# Start of Input data
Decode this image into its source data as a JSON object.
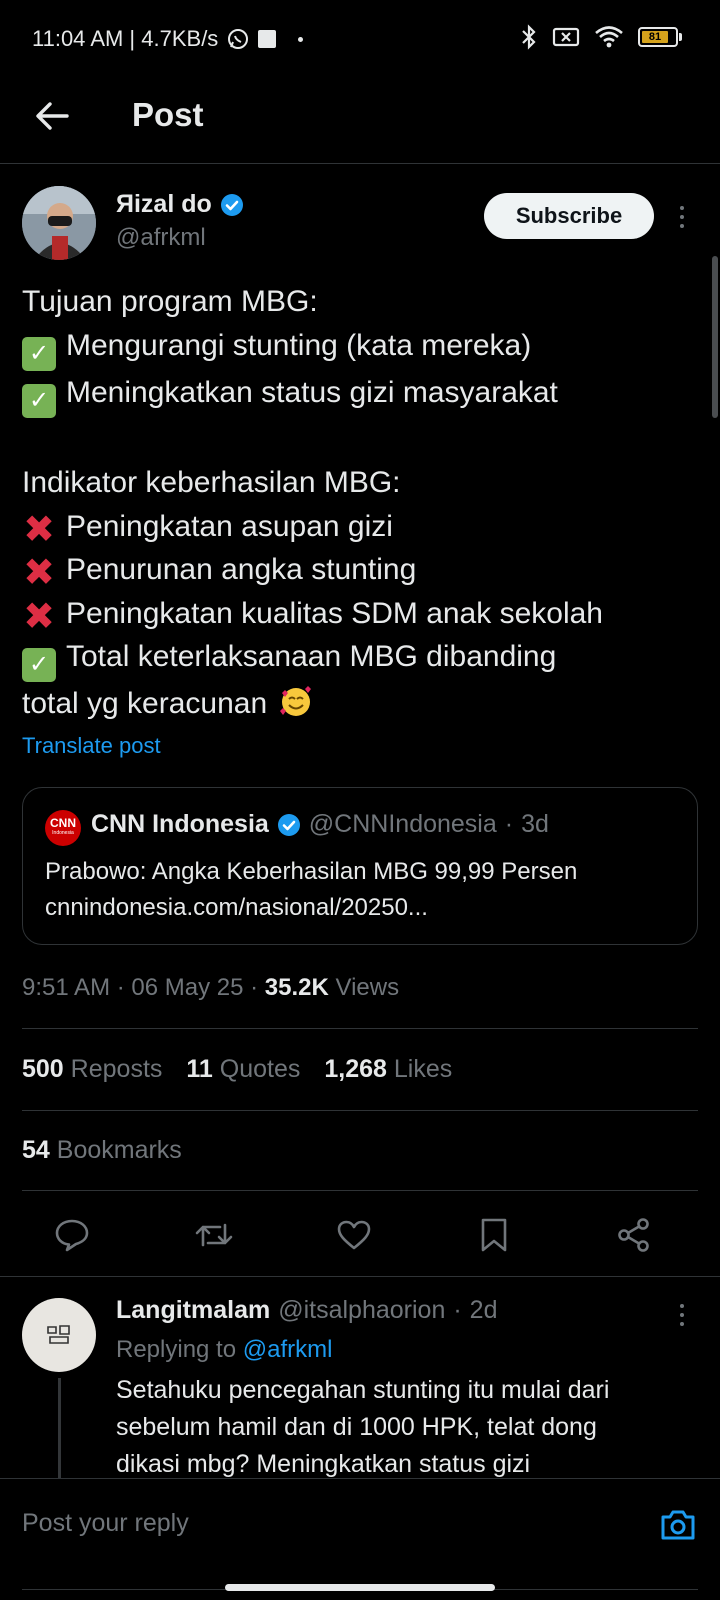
{
  "status_bar": {
    "time_speed": "11:04 AM | 4.7KB/s",
    "battery_level": "81"
  },
  "header": {
    "title": "Post"
  },
  "author": {
    "name": "Яizal do",
    "handle": "@afrkml",
    "subscribe_label": "Subscribe",
    "verified_color": "#1d9bf0"
  },
  "post": {
    "lines": [
      {
        "emoji": "",
        "text": "Tujuan program MBG:"
      },
      {
        "emoji": "check-mark",
        "text": "Mengurangi stunting (kata mereka)"
      },
      {
        "emoji": "check-mark",
        "text": "Meningkatkan status gizi masyarakat"
      },
      {
        "emoji": "",
        "text": ""
      },
      {
        "emoji": "",
        "text": "Indikator keberhasilan MBG:"
      },
      {
        "emoji": "cross-mark",
        "text": "Peningkatan asupan gizi"
      },
      {
        "emoji": "cross-mark",
        "text": "Penurunan angka stunting"
      },
      {
        "emoji": "cross-mark",
        "text": "Peningkatan kualitas SDM anak sekolah"
      },
      {
        "emoji": "check-mark",
        "text": "Total keterlaksanaan MBG dibanding"
      },
      {
        "emoji": "",
        "text": "total yg keracunan",
        "trailing_emoji": "smiling-face-with-hearts"
      }
    ],
    "translate_label": "Translate post"
  },
  "quote": {
    "logo_text": "CNN",
    "logo_subtext": "Indonesia",
    "name": "CNN Indonesia",
    "handle": "@CNNIndonesia",
    "separator": "·",
    "time": "3d",
    "line1": "Prabowo: Angka Keberhasilan MBG 99,99 Persen",
    "line2": "cnnindonesia.com/nasional/20250..."
  },
  "meta": {
    "time": "9:51 AM",
    "date": "06 May 25",
    "views_count": "35.2K",
    "views_label": "Views"
  },
  "stats": {
    "reposts_count": "500",
    "reposts_label": "Reposts",
    "quotes_count": "11",
    "quotes_label": "Quotes",
    "likes_count": "1,268",
    "likes_label": "Likes",
    "bookmarks_count": "54",
    "bookmarks_label": "Bookmarks"
  },
  "actions": [
    "reply-icon",
    "repost-icon",
    "like-icon",
    "bookmark-icon",
    "share-icon"
  ],
  "reply": {
    "name": "Langitmalam",
    "handle": "@itsalphaorion",
    "separator": "·",
    "time": "2d",
    "replying_prefix": "Replying to",
    "replying_handle": "@afrkml",
    "text_lines": [
      "Setahuku pencegahan stunting itu mulai dari",
      "sebelum hamil dan di 1000 HPK, telat dong",
      "dikasi mbg? Meningkatkan status gizi"
    ]
  },
  "composer": {
    "placeholder": "Post your reply"
  },
  "colors": {
    "background": "#000000",
    "accent": "#1d9bf0",
    "check": "#77b255",
    "cross": "#dd2e44",
    "muted": "#71767b"
  }
}
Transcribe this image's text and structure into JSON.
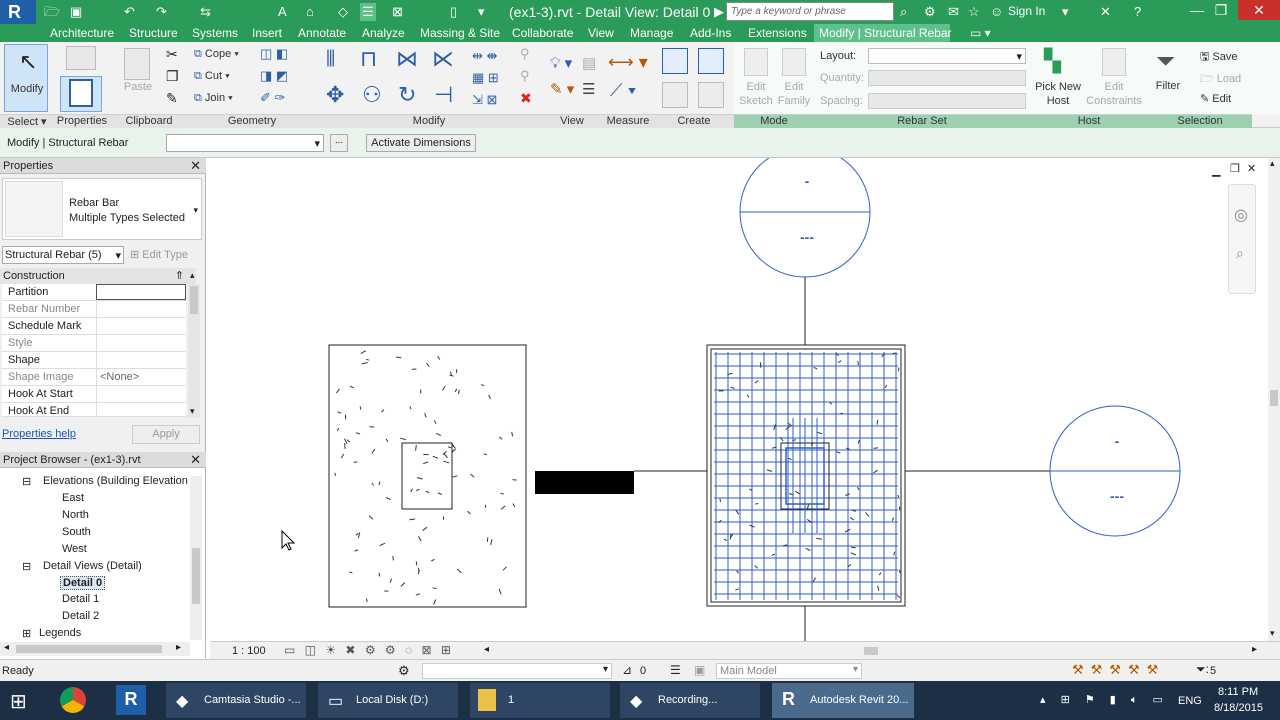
{
  "titlebar": {
    "title": "(ex1-3).rvt - Detail View: Detail 0",
    "search_placeholder": "Type a keyword or phrase",
    "sign_in": "Sign In"
  },
  "tabs": [
    "Architecture",
    "Structure",
    "Systems",
    "Insert",
    "Annotate",
    "Analyze",
    "Massing & Site",
    "Collaborate",
    "View",
    "Manage",
    "Add-Ins",
    "Extensions"
  ],
  "active_tab": "Modify | Structural Rebar",
  "ribbon": {
    "modify": "Modify",
    "paste": "Paste",
    "properties": "Properties",
    "cope": "Cope",
    "cut": "Cut",
    "join": "Join",
    "edit_sketch": "Edit\nSketch",
    "edit_family": "Edit\nFamily",
    "layout": "Layout:",
    "quantity": "Quantity:",
    "spacing": "Spacing:",
    "pick_new_host": "Pick New\nHost",
    "edit_constraints": "Edit\nConstraints",
    "filter": "Filter",
    "save": "Save",
    "load": "Load",
    "edit": "Edit",
    "panels": {
      "select": "Select ▾",
      "properties": "Properties",
      "clipboard": "Clipboard",
      "geometry": "Geometry",
      "modify": "Modify",
      "view": "View",
      "measure": "Measure",
      "create": "Create",
      "mode": "Mode",
      "rebar_set": "Rebar Set",
      "host": "Host",
      "selection": "Selection"
    }
  },
  "optbar": {
    "context": "Modify | Structural Rebar",
    "button": "...",
    "activate_dimensions": "Activate Dimensions"
  },
  "properties": {
    "title": "Properties",
    "type_line1": "Rebar Bar",
    "type_line2": "Multiple Types Selected",
    "filter_value": "Structural Rebar (5)",
    "edit_type": "Edit Type",
    "group": "Construction",
    "rows": [
      {
        "label": "Partition",
        "value": ""
      },
      {
        "label": "Rebar Number",
        "value": ""
      },
      {
        "label": "Schedule Mark",
        "value": ""
      },
      {
        "label": "Style",
        "value": ""
      },
      {
        "label": "Shape",
        "value": ""
      },
      {
        "label": "Shape Image",
        "value": "<None>"
      },
      {
        "label": "Hook At Start",
        "value": ""
      },
      {
        "label": "Hook At End",
        "value": ""
      }
    ],
    "help": "Properties help",
    "apply": "Apply"
  },
  "browser": {
    "title": "Project Browser - (ex1-3).rvt",
    "items": [
      {
        "label": "Elevations (Building Elevation"
      },
      {
        "label": "East"
      },
      {
        "label": "North"
      },
      {
        "label": "South"
      },
      {
        "label": "West"
      },
      {
        "label": "Detail Views (Detail)"
      },
      {
        "label": "Detail 0"
      },
      {
        "label": "Detail 1"
      },
      {
        "label": "Detail 2"
      },
      {
        "label": "Legends"
      }
    ]
  },
  "canvas": {
    "callout_top": "-",
    "callout_bottom": "---",
    "callout_right_top": "-",
    "callout_right_bottom": "---"
  },
  "viewbar": {
    "scale": "1 : 100"
  },
  "status": {
    "text": "Ready",
    "filter_count": "0",
    "model": "Main Model",
    "selection_count": "5"
  },
  "taskbar": {
    "items": [
      "Camtasia Studio -...",
      "Local Disk (D:)",
      "1",
      "Recording...",
      "Autodesk Revit 20..."
    ],
    "lang": "ENG",
    "time": "8:11 PM",
    "date": "8/18/2015"
  },
  "colors": {
    "accent": "#2b9b5a",
    "rebar_blue": "#2f5ec4"
  }
}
# End of Input data
> Written exercise:
All of the records above must be copied exactly, except for the pictures.

> Answer to the problem:
Decode this image into its source data as a JSON object.
{
  "status_bar": {
    "time_speed": "11:04 AM | 4.7KB/s",
    "battery_level": "81"
  },
  "header": {
    "title": "Post"
  },
  "author": {
    "name": "Яizal do",
    "handle": "@afrkml",
    "subscribe_label": "Subscribe",
    "verified_color": "#1d9bf0"
  },
  "post": {
    "lines": [
      {
        "emoji": "",
        "text": "Tujuan program MBG:"
      },
      {
        "emoji": "check-mark",
        "text": "Mengurangi stunting (kata mereka)"
      },
      {
        "emoji": "check-mark",
        "text": "Meningkatkan status gizi masyarakat"
      },
      {
        "emoji": "",
        "text": ""
      },
      {
        "emoji": "",
        "text": "Indikator keberhasilan MBG:"
      },
      {
        "emoji": "cross-mark",
        "text": "Peningkatan asupan gizi"
      },
      {
        "emoji": "cross-mark",
        "text": "Penurunan angka stunting"
      },
      {
        "emoji": "cross-mark",
        "text": "Peningkatan kualitas SDM anak sekolah"
      },
      {
        "emoji": "check-mark",
        "text": "Total keterlaksanaan MBG dibanding"
      },
      {
        "emoji": "",
        "text": "total yg keracunan",
        "trailing_emoji": "smiling-face-with-hearts"
      }
    ],
    "translate_label": "Translate post"
  },
  "quote": {
    "logo_text": "CNN",
    "logo_subtext": "Indonesia",
    "name": "CNN Indonesia",
    "handle": "@CNNIndonesia",
    "separator": "·",
    "time": "3d",
    "line1": "Prabowo: Angka Keberhasilan MBG 99,99 Persen",
    "line2": "cnnindonesia.com/nasional/20250..."
  },
  "meta": {
    "time": "9:51 AM",
    "date": "06 May 25",
    "views_count": "35.2K",
    "views_label": "Views"
  },
  "stats": {
    "reposts_count": "500",
    "reposts_label": "Reposts",
    "quotes_count": "11",
    "quotes_label": "Quotes",
    "likes_count": "1,268",
    "likes_label": "Likes",
    "bookmarks_count": "54",
    "bookmarks_label": "Bookmarks"
  },
  "actions": [
    "reply-icon",
    "repost-icon",
    "like-icon",
    "bookmark-icon",
    "share-icon"
  ],
  "reply": {
    "name": "Langitmalam",
    "handle": "@itsalphaorion",
    "separator": "·",
    "time": "2d",
    "replying_prefix": "Replying to",
    "replying_handle": "@afrkml",
    "text_lines": [
      "Setahuku pencegahan stunting itu mulai dari",
      "sebelum hamil dan di 1000 HPK, telat dong",
      "dikasi mbg? Meningkatkan status gizi"
    ]
  },
  "composer": {
    "placeholder": "Post your reply"
  },
  "colors": {
    "background": "#000000",
    "accent": "#1d9bf0",
    "check": "#77b255",
    "cross": "#dd2e44",
    "muted": "#71767b"
  }
}
Transcribe this image's text and structure into JSON.
{
  "titlebar": {
    "title": "(ex1-3).rvt - Detail View: Detail 0",
    "search_placeholder": "Type a keyword or phrase",
    "sign_in": "Sign In"
  },
  "tabs": [
    "Architecture",
    "Structure",
    "Systems",
    "Insert",
    "Annotate",
    "Analyze",
    "Massing & Site",
    "Collaborate",
    "View",
    "Manage",
    "Add-Ins",
    "Extensions"
  ],
  "active_tab": "Modify | Structural Rebar",
  "ribbon": {
    "modify": "Modify",
    "paste": "Paste",
    "properties": "Properties",
    "cope": "Cope",
    "cut": "Cut",
    "join": "Join",
    "edit_sketch": "Edit\nSketch",
    "edit_family": "Edit\nFamily",
    "layout": "Layout:",
    "quantity": "Quantity:",
    "spacing": "Spacing:",
    "pick_new_host": "Pick New\nHost",
    "edit_constraints": "Edit\nConstraints",
    "filter": "Filter",
    "save": "Save",
    "load": "Load",
    "edit": "Edit",
    "panels": {
      "select": "Select ▾",
      "properties": "Properties",
      "clipboard": "Clipboard",
      "geometry": "Geometry",
      "modify": "Modify",
      "view": "View",
      "measure": "Measure",
      "create": "Create",
      "mode": "Mode",
      "rebar_set": "Rebar Set",
      "host": "Host",
      "selection": "Selection"
    }
  },
  "optbar": {
    "context": "Modify | Structural Rebar",
    "button": "...",
    "activate_dimensions": "Activate Dimensions"
  },
  "properties": {
    "title": "Properties",
    "type_line1": "Rebar Bar",
    "type_line2": "Multiple Types Selected",
    "filter_value": "Structural Rebar (5)",
    "edit_type": "Edit Type",
    "group": "Construction",
    "rows": [
      {
        "label": "Partition",
        "value": ""
      },
      {
        "label": "Rebar Number",
        "value": ""
      },
      {
        "label": "Schedule Mark",
        "value": ""
      },
      {
        "label": "Style",
        "value": ""
      },
      {
        "label": "Shape",
        "value": ""
      },
      {
        "label": "Shape Image",
        "value": "<None>"
      },
      {
        "label": "Hook At Start",
        "value": ""
      },
      {
        "label": "Hook At End",
        "value": ""
      }
    ],
    "help": "Properties help",
    "apply": "Apply"
  },
  "browser": {
    "title": "Project Browser - (ex1-3).rvt",
    "items": [
      {
        "label": "Elevations (Building Elevation"
      },
      {
        "label": "East"
      },
      {
        "label": "North"
      },
      {
        "label": "South"
      },
      {
        "label": "West"
      },
      {
        "label": "Detail Views (Detail)"
      },
      {
        "label": "Detail 0"
      },
      {
        "label": "Detail 1"
      },
      {
        "label": "Detail 2"
      },
      {
        "label": "Legends"
      }
    ]
  },
  "canvas": {
    "callout_top": "-",
    "callout_bottom": "---",
    "callout_right_top": "-",
    "callout_right_bottom": "---"
  },
  "viewbar": {
    "scale": "1 : 100"
  },
  "status": {
    "text": "Ready",
    "filter_count": "0",
    "model": "Main Model",
    "selection_count": "5"
  },
  "taskbar": {
    "items": [
      "Camtasia Studio -...",
      "Local Disk (D:)",
      "1",
      "Recording...",
      "Autodesk Revit 20..."
    ],
    "lang": "ENG",
    "time": "8:11 PM",
    "date": "8/18/2015"
  },
  "colors": {
    "accent": "#2b9b5a",
    "rebar_blue": "#2f5ec4"
  }
}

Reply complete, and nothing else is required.